Determine how many lines include the word "可供正确辨读", then give that number and nothing more.

_ _ _ _

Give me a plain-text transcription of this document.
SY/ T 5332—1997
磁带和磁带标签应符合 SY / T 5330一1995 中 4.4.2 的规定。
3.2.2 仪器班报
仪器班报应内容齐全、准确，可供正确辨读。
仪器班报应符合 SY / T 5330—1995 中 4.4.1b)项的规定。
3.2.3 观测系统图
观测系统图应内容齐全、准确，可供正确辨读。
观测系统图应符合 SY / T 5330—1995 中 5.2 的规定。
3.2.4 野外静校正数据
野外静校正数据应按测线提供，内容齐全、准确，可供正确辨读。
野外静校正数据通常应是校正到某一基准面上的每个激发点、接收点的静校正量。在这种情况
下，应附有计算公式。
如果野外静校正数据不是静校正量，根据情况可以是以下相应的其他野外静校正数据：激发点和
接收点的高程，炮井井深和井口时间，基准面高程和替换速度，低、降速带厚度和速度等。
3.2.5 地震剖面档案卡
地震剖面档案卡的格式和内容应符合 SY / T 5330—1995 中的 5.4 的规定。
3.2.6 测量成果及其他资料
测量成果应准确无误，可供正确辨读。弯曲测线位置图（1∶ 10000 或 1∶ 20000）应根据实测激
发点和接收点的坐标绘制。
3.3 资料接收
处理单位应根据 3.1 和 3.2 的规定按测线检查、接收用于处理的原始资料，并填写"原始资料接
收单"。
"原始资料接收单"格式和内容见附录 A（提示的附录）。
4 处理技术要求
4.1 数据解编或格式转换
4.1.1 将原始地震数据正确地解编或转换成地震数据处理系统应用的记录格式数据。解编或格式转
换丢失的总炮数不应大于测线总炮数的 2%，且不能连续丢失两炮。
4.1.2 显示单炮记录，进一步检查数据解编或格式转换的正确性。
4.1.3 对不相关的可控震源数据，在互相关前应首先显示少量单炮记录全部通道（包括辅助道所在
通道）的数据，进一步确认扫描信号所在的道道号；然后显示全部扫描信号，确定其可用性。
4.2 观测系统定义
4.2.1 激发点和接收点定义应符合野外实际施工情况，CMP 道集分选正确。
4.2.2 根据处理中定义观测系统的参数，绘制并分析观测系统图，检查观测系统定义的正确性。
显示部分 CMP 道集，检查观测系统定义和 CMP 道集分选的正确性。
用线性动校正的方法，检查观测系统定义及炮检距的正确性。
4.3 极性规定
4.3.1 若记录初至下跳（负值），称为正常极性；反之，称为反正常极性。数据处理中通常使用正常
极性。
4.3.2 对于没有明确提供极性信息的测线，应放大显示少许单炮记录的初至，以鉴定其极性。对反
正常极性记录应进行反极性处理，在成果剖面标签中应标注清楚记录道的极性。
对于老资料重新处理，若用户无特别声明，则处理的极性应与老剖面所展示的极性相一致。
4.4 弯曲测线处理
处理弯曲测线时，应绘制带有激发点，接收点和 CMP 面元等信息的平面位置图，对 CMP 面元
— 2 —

_ _ _ _

## Answer for this exercise
4